Locate the lines of the listing below that hold "this", then copy each of them.

## Begin

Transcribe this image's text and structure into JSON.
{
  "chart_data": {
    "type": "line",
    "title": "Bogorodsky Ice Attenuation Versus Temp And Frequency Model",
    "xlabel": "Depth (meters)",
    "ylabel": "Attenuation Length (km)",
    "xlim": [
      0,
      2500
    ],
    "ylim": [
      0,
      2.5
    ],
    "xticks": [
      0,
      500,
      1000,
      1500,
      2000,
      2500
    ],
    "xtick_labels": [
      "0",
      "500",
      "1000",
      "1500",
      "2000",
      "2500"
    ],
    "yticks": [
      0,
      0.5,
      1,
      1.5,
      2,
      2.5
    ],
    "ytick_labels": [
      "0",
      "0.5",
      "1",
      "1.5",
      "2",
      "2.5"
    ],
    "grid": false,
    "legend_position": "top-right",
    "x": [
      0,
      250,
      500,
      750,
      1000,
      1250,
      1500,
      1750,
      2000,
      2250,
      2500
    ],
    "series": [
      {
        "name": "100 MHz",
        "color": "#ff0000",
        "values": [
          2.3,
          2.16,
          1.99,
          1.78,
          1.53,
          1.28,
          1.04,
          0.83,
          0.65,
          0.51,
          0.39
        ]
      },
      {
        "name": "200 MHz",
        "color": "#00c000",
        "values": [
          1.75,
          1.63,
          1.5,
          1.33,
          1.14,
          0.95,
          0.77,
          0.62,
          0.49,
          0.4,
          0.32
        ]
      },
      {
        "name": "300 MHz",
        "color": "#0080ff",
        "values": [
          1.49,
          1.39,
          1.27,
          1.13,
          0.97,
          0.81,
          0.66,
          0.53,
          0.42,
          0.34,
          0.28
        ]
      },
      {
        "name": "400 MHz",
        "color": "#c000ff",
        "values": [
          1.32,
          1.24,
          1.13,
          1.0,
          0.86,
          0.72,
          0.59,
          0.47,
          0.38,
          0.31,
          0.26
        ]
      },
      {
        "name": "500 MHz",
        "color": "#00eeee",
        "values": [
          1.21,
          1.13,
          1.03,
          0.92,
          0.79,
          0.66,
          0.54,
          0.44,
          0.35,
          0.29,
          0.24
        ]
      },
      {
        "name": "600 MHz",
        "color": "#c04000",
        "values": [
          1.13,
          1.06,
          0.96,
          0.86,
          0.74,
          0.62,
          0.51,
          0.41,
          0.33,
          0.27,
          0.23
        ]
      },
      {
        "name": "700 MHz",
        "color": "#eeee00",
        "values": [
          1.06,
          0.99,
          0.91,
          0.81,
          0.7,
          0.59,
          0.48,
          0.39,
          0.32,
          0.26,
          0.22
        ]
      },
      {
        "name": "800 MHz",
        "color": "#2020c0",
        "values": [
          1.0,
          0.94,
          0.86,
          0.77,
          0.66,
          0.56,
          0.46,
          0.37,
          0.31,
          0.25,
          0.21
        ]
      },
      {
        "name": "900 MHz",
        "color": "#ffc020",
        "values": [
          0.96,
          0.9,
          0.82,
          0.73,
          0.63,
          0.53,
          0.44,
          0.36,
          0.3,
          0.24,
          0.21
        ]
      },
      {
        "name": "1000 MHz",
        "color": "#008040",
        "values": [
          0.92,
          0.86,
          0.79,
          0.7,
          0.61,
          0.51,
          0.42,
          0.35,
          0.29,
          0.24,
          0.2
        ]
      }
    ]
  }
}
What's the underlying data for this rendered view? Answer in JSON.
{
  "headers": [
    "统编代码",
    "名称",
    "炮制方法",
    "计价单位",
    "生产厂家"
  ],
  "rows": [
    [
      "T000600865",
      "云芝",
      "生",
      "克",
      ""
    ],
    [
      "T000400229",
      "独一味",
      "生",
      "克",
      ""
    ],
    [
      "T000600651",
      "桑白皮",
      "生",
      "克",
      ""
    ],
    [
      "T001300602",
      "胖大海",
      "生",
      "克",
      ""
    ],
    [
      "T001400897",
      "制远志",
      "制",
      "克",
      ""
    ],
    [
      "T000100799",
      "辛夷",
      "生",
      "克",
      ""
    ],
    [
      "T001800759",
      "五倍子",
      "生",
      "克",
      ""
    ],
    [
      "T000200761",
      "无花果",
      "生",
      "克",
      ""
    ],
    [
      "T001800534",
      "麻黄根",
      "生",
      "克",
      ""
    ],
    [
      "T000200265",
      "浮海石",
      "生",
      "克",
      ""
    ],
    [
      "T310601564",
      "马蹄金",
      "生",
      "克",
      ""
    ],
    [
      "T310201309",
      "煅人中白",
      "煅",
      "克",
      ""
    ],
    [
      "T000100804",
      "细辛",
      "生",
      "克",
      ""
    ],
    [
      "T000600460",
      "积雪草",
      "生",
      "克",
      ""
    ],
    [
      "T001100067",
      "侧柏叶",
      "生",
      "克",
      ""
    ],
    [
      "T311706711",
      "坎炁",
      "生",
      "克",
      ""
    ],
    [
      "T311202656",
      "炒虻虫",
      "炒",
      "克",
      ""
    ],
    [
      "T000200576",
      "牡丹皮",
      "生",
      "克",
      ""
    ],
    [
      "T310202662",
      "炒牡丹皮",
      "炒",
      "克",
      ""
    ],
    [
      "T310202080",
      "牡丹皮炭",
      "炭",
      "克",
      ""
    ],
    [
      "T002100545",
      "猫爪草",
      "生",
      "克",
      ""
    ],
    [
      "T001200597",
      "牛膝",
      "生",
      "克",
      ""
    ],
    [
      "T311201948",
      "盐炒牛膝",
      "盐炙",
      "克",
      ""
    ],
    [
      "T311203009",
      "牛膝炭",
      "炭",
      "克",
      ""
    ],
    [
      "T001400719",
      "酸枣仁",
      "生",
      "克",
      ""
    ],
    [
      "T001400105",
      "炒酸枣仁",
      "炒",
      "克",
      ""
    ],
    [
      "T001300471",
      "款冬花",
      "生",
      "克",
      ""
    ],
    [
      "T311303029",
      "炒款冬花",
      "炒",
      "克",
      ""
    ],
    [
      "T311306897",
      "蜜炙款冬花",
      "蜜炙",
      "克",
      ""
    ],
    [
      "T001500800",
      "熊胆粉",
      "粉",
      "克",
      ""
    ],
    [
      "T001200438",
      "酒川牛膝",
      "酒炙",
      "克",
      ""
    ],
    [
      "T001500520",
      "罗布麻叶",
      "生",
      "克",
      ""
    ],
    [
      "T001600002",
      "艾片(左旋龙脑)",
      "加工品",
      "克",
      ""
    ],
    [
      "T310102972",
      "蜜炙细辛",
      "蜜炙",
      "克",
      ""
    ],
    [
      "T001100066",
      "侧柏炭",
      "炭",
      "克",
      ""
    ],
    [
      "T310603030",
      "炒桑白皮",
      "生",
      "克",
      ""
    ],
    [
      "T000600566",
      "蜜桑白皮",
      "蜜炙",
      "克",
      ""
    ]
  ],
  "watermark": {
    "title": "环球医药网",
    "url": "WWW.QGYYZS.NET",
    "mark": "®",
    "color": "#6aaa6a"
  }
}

## End

WRITTEN SOLUTION >>
Transcribe this image's text and structure into JSON.
What's the underlying data for this rendered view? Answer in JSON.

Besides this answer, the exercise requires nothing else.